• _The task_
What you return should match every record exactly, with the images removed.
-- BEGIN --
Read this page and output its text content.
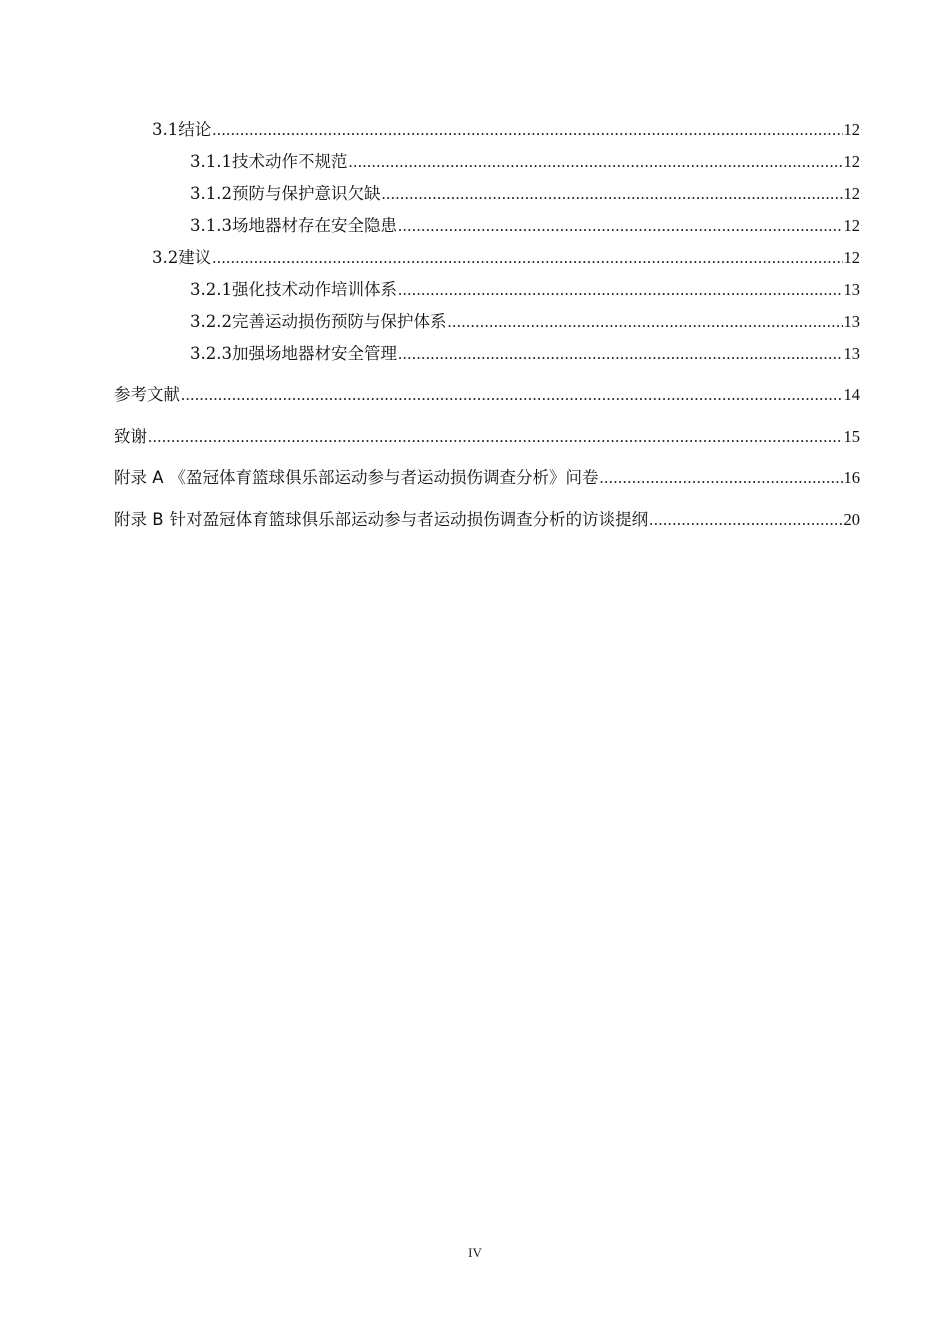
3.1 结论 .....	12
3.1.1 技术动作不规范 .....	12
3.1.2 预防与保护意识欠缺 .....	12
3.1.3 场地器材存在安全隐患 .....	12
3.2 建议 .....	12
3.2.1 强化技术动作培训体系 .....	13
3.2.2 完善运动损伤预防与保护体系 .....	13
3.2.3 加强场地器材安全管理 .....	13
参考文献 .....	14
致谢 .....	15
附录 A 《盈冠体育篮球俱乐部运动参与者运动损伤调查分析》问卷 .....	16
附录 B 针对盈冠体育篮球俱乐部运动参与者运动损伤调查分析的访谈提纲 .....	20
IV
-- END --
• _Written reply_
Read this page and output its text content.
3.1 结论 .....	12
3.1.1 技术动作不规范 .....	12
3.1.2 预防与保护意识欠缺 .....	12
3.1.3 场地器材存在安全隐患 .....	12
3.2 建议 .....	12
3.2.1 强化技术动作培训体系 .....	13
3.2.2 完善运动损伤预防与保护体系 .....	13
3.2.3 加强场地器材安全管理 .....	13
参考文献 .....	14
致谢 .....	15
附录 A 《盈冠体育篮球俱乐部运动参与者运动损伤调查分析》问卷 .....	16
附录 B 针对盈冠体育篮球俱乐部运动参与者运动损伤调查分析的访谈提纲 .....	20
IV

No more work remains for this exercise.